Filter the entries that follow, copying every line in which the word "actual" appears.

━━━━

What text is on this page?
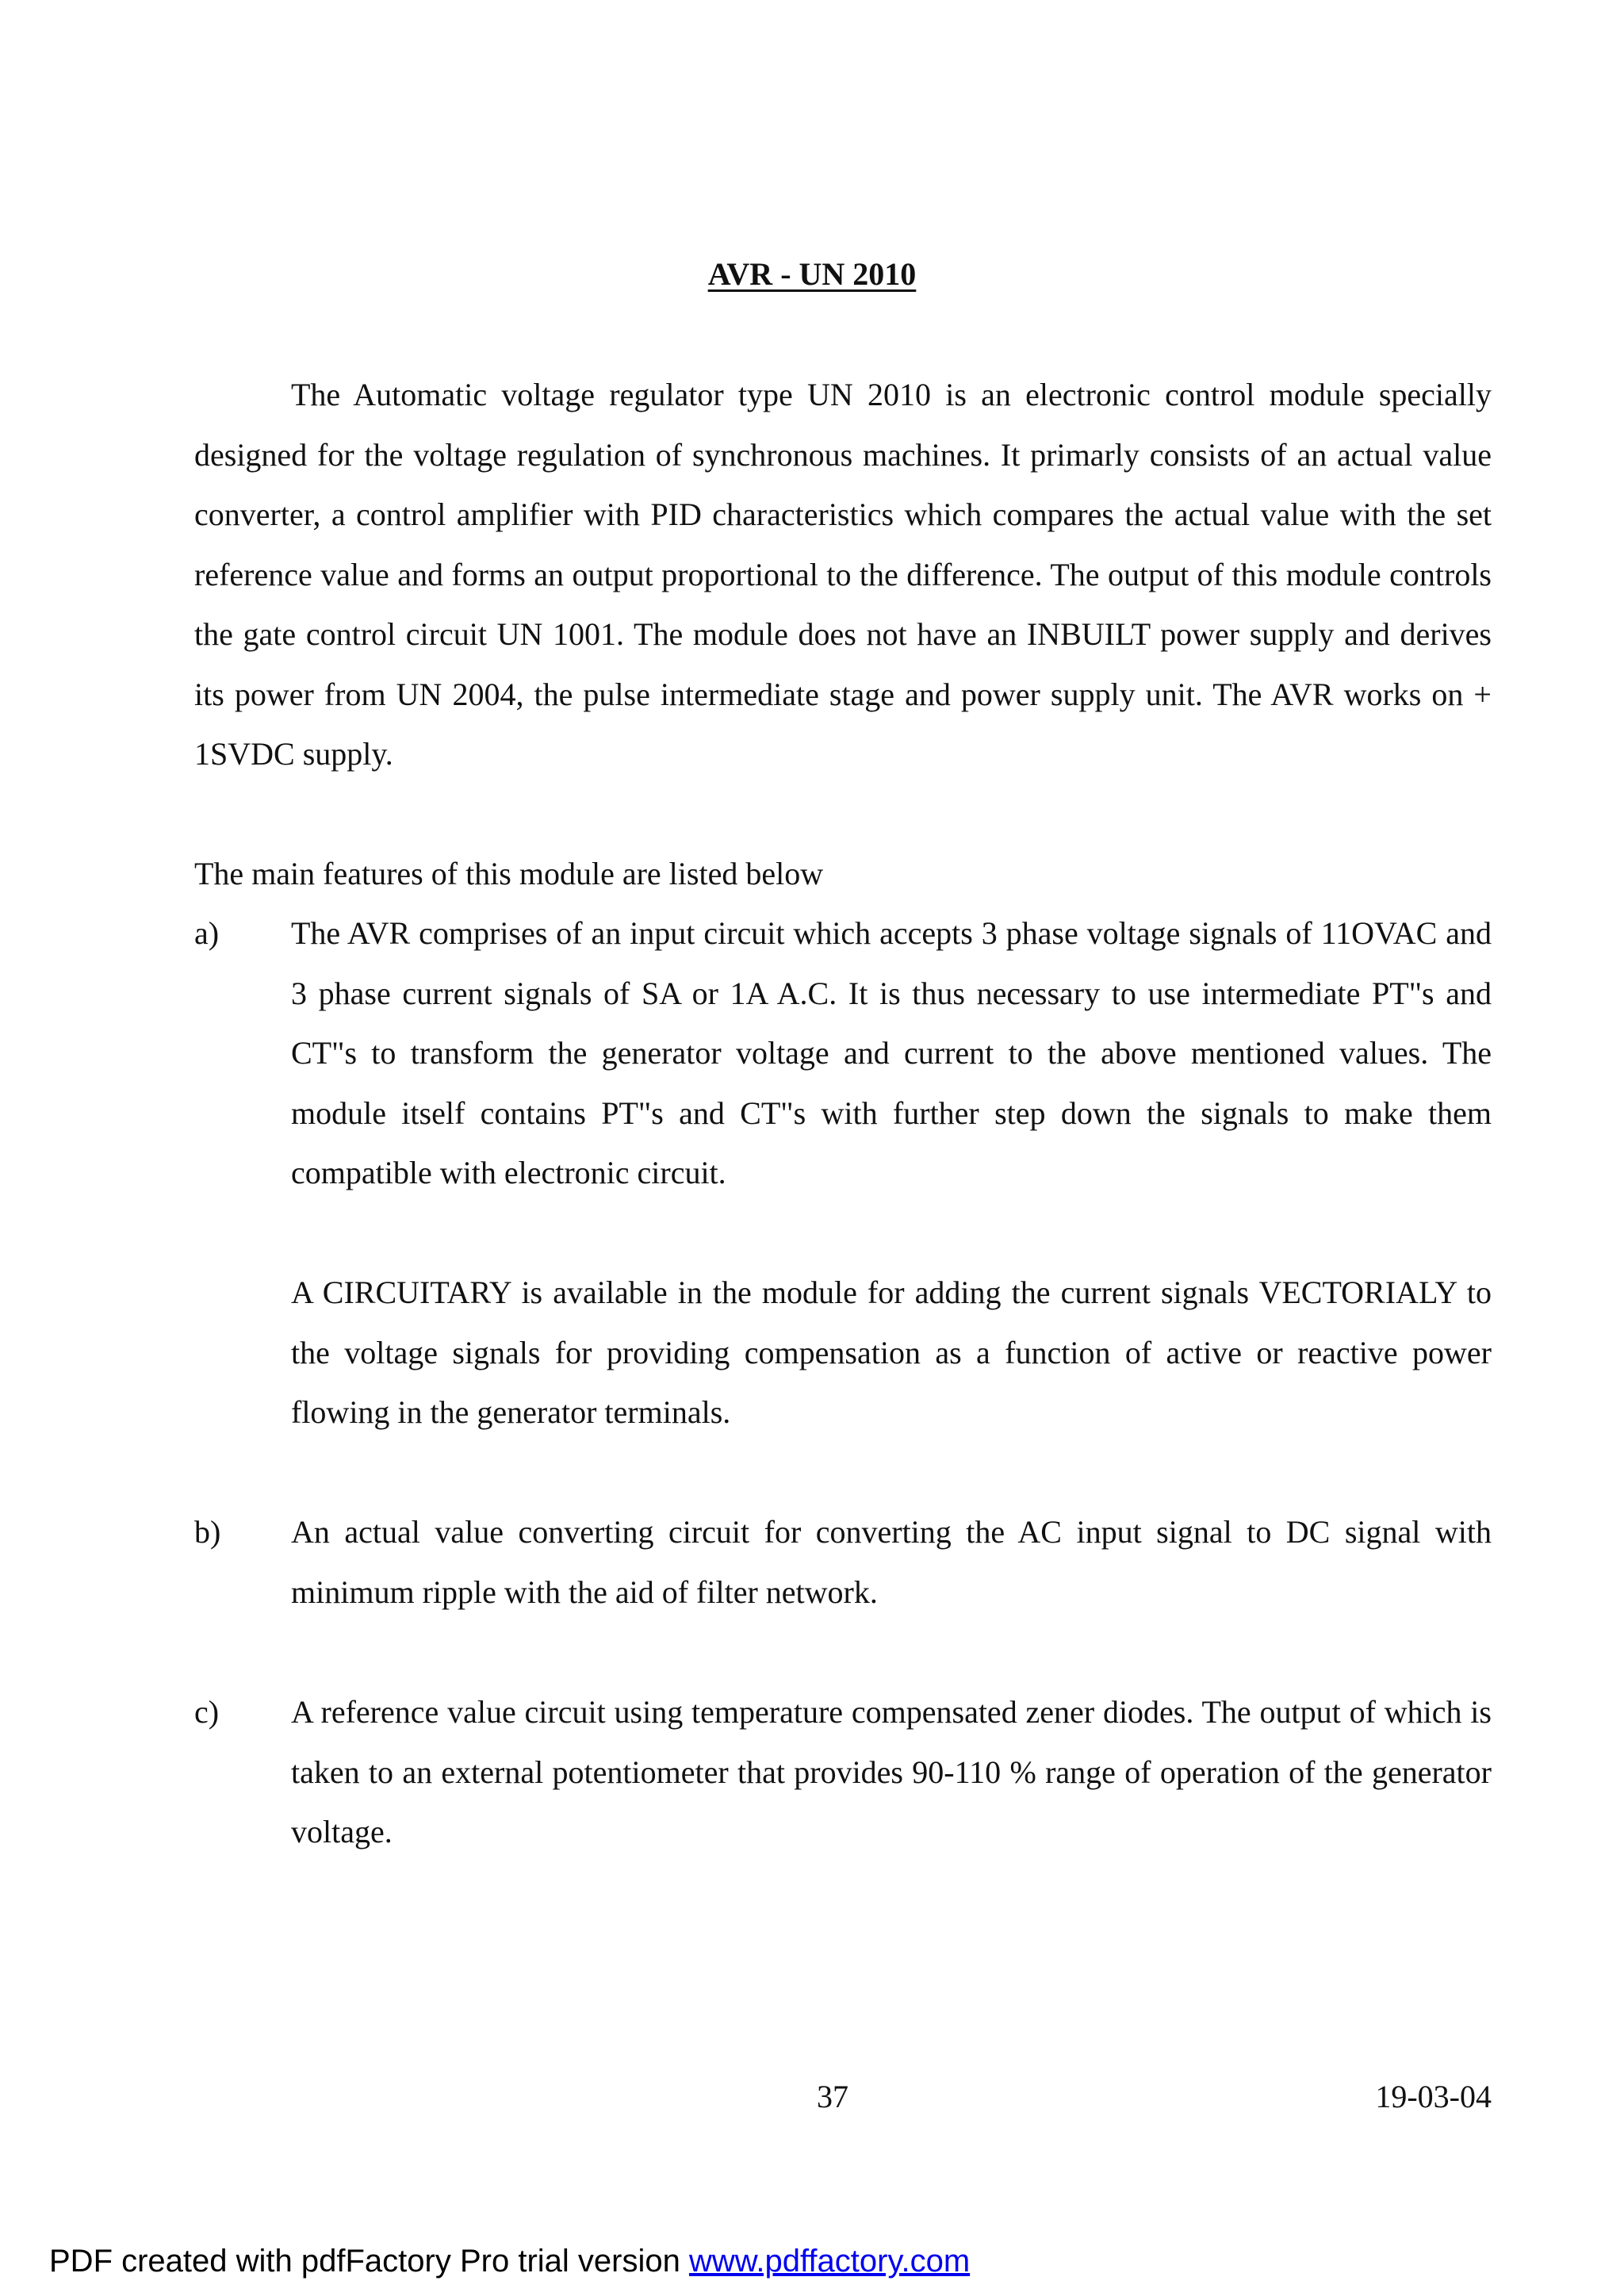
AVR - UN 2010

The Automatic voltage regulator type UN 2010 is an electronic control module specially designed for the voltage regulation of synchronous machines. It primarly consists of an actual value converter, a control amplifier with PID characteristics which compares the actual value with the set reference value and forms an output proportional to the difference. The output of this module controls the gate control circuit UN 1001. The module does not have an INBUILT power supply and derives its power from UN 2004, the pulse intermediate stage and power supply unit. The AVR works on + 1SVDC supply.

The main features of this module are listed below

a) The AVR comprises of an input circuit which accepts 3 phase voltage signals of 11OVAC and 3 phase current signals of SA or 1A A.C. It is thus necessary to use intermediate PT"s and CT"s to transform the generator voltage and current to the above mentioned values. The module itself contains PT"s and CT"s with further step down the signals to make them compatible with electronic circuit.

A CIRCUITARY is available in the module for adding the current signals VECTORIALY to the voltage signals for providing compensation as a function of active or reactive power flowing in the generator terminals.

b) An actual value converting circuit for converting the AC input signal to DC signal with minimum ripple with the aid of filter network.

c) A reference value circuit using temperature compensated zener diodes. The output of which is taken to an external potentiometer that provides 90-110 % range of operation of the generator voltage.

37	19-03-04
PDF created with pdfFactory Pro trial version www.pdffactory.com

━━━━

Response:
The Automatic voltage regulator type UN 2010 is an electronic control module specially designed for the voltage regulation of synchronous machines. It primarly consists of an actual value converter, a control amplifier with PID characteristics which compares the actual value with the set reference value and forms an output proportional to the difference. The output of this module controls the gate control circuit UN 1001. The module does not have an INBUILT power supply and derives its power from UN 2004, the pulse intermediate stage and power supply unit. The AVR works on + 1SVDC supply.
b) An actual value converting circuit for converting the AC input signal to DC signal with minimum ripple with the aid of filter network.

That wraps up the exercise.